# [TO DO]
Select, from the data, each line where "Intensity" occurs.

# [THE DATA]
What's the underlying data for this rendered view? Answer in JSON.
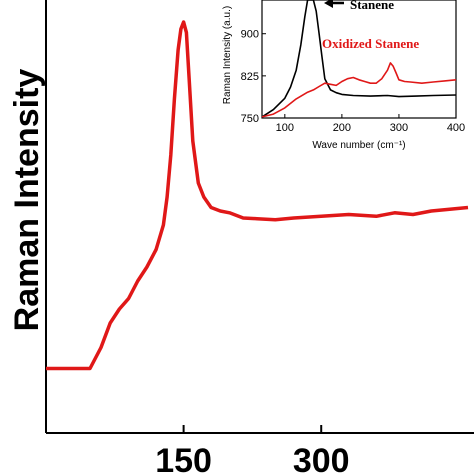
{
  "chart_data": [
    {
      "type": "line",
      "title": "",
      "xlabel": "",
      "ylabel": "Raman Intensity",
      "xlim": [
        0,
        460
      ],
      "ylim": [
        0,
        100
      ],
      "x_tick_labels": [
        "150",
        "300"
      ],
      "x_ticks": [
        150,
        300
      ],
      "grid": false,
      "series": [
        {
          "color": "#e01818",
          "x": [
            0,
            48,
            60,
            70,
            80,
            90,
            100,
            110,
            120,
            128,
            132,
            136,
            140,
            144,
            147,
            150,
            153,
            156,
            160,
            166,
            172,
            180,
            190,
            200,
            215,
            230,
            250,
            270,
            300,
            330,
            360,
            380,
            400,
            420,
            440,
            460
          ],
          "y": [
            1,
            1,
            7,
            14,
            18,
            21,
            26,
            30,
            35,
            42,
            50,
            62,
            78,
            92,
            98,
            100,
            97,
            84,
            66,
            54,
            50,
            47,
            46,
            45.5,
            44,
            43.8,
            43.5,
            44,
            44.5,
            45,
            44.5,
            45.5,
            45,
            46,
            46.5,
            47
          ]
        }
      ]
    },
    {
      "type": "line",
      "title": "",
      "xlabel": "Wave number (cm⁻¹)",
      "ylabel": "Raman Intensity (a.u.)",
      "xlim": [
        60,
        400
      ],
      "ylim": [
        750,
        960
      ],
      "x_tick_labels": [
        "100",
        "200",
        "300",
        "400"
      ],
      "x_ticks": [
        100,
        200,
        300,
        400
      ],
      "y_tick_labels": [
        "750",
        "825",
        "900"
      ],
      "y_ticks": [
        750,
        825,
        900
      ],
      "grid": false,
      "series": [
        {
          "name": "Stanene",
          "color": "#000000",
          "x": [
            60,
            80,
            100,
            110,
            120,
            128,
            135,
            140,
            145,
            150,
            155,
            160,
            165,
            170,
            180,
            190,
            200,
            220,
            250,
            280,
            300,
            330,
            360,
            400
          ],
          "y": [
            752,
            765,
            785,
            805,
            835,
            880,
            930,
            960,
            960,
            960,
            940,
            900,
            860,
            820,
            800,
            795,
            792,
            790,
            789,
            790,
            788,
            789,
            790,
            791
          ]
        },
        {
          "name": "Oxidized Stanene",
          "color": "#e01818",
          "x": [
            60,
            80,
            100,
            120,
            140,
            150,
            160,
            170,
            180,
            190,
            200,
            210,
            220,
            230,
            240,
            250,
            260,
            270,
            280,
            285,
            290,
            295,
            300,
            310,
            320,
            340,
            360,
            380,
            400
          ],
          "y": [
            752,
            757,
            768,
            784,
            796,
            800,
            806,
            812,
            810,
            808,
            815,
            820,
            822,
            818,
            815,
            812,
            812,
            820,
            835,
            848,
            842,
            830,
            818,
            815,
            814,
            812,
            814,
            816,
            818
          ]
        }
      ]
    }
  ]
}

==

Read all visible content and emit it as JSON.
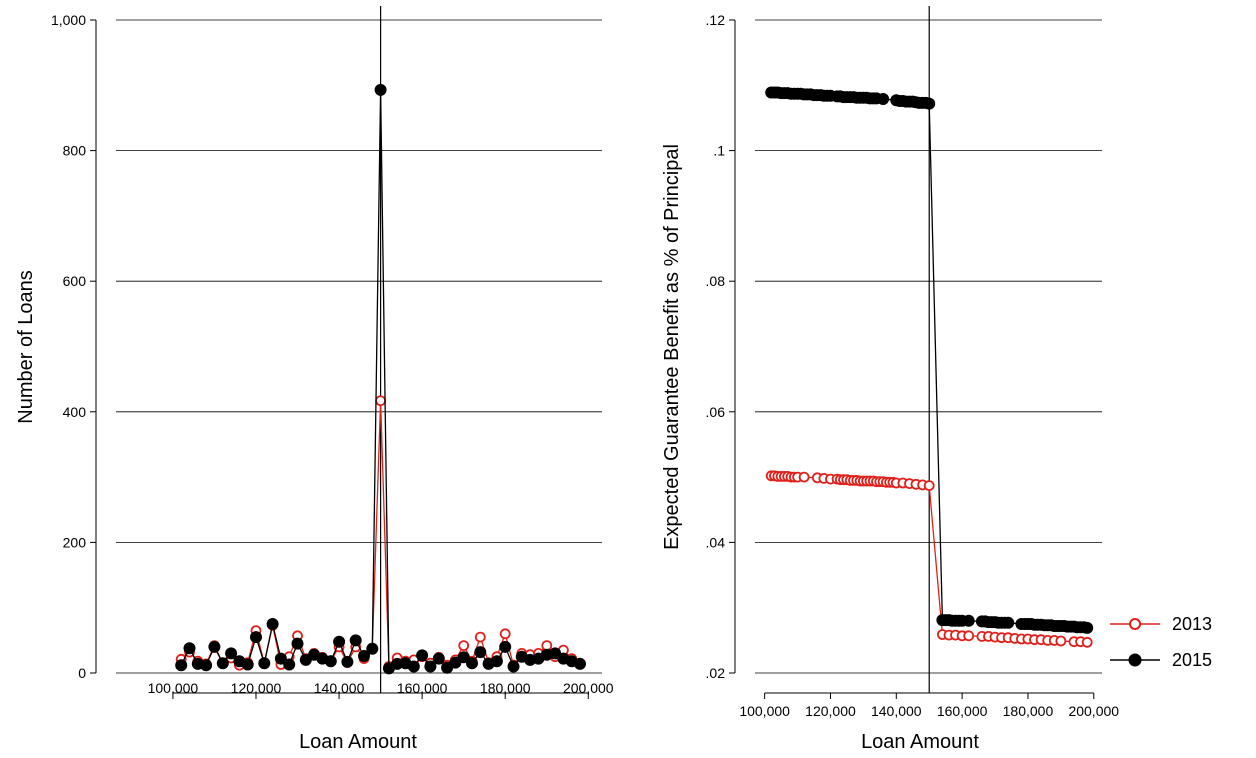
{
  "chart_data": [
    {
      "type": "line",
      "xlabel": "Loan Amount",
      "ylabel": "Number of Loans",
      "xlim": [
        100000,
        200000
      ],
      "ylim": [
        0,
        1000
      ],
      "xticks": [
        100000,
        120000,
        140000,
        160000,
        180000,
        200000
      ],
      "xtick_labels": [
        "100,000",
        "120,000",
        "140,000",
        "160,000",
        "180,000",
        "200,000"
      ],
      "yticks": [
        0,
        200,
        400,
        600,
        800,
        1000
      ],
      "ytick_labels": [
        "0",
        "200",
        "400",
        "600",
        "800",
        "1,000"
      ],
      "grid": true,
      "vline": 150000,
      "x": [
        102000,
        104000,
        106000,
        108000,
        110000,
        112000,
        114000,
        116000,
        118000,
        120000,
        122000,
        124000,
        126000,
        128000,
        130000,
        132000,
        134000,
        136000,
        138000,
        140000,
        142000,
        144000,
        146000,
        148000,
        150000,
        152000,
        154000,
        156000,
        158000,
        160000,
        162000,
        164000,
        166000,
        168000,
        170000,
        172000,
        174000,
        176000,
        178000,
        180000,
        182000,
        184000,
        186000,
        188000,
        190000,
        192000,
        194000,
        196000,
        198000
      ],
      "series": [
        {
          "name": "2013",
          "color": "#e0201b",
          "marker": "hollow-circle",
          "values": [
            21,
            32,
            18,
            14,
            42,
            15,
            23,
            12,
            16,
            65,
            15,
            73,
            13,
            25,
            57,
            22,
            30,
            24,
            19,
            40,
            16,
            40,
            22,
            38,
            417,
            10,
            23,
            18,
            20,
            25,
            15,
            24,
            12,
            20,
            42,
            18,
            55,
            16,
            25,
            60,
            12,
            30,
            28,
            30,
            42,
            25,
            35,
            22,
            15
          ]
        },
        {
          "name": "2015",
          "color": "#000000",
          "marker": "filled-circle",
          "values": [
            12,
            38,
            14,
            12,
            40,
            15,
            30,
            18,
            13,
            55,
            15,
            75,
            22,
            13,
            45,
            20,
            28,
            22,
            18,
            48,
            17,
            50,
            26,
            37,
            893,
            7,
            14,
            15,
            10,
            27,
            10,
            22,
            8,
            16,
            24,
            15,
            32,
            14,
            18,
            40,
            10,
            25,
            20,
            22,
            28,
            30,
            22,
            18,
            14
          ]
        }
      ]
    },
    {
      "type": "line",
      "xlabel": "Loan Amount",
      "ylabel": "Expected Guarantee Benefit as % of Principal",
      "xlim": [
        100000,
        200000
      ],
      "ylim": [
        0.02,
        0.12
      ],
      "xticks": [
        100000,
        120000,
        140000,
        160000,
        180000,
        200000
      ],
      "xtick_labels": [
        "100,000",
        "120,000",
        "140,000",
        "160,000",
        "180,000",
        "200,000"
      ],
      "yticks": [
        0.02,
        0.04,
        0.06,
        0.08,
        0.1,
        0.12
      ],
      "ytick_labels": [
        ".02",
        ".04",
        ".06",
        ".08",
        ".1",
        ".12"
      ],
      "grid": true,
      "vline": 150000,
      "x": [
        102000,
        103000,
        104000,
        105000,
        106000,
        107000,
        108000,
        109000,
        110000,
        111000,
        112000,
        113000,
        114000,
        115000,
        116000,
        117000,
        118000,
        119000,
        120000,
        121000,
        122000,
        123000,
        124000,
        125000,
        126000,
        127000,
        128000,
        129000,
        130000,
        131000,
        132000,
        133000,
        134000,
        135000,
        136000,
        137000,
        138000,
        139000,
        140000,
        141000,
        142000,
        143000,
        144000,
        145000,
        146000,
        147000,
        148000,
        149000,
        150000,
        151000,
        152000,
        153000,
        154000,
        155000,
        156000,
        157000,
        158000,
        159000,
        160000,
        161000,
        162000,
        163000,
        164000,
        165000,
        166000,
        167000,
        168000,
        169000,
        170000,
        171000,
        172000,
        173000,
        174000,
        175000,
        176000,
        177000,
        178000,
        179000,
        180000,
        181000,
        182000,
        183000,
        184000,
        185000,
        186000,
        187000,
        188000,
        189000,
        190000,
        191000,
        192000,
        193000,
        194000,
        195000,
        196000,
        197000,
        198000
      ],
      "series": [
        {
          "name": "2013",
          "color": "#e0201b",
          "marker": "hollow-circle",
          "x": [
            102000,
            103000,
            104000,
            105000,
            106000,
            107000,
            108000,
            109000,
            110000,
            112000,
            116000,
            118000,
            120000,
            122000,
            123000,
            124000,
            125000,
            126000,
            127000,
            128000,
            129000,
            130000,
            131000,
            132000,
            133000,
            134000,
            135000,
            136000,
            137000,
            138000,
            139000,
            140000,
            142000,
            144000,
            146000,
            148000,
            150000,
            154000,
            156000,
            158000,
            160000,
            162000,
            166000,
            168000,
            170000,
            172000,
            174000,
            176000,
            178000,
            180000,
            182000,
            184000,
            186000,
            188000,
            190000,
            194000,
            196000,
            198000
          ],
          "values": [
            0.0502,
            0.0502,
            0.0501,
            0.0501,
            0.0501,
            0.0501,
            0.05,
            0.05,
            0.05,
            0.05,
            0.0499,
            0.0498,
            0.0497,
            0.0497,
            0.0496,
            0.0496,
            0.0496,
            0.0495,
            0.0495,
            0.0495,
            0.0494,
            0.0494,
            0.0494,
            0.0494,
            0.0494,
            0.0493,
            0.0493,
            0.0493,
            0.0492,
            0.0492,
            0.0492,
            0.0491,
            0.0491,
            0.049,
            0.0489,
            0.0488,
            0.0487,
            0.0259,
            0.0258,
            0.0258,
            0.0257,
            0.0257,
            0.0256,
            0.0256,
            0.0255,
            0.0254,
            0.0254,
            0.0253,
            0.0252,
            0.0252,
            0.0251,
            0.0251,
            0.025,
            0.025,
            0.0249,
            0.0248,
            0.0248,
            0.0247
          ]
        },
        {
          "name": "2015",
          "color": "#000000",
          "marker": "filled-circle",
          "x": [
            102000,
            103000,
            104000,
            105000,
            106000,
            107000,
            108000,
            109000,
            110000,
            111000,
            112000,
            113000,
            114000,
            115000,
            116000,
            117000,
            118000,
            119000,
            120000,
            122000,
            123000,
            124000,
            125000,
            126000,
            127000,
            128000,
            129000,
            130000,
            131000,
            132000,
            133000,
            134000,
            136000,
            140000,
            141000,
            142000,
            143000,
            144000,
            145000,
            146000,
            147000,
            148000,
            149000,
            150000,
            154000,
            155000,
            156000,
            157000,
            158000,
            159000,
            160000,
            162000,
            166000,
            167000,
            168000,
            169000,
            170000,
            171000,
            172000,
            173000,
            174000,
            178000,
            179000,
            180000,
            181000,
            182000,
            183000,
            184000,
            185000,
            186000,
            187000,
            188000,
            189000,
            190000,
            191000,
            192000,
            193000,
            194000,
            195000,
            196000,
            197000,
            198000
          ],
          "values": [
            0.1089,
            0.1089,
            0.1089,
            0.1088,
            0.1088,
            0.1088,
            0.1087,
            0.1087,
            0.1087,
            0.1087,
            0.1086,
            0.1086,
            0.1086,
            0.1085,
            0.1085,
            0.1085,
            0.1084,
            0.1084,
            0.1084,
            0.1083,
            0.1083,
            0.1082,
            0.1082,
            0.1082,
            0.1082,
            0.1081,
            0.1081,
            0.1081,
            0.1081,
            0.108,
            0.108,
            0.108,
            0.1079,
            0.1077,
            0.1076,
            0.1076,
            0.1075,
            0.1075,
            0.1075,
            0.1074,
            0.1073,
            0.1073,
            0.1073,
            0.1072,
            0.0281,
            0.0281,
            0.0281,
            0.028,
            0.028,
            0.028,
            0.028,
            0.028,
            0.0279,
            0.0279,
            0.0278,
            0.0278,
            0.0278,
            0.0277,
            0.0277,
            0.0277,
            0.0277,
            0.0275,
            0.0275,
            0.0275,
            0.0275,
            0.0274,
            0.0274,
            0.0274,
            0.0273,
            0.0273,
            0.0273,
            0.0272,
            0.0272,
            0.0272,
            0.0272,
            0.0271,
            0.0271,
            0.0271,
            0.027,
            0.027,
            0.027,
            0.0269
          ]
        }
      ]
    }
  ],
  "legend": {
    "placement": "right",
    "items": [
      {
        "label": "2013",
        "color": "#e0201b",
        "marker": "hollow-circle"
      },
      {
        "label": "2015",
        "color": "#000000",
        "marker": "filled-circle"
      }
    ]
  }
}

# [WRITTEN RESPONSE]
      "ylabel": "Raman Intensity",
      "ylabel": "Raman Intensity (a.u.)",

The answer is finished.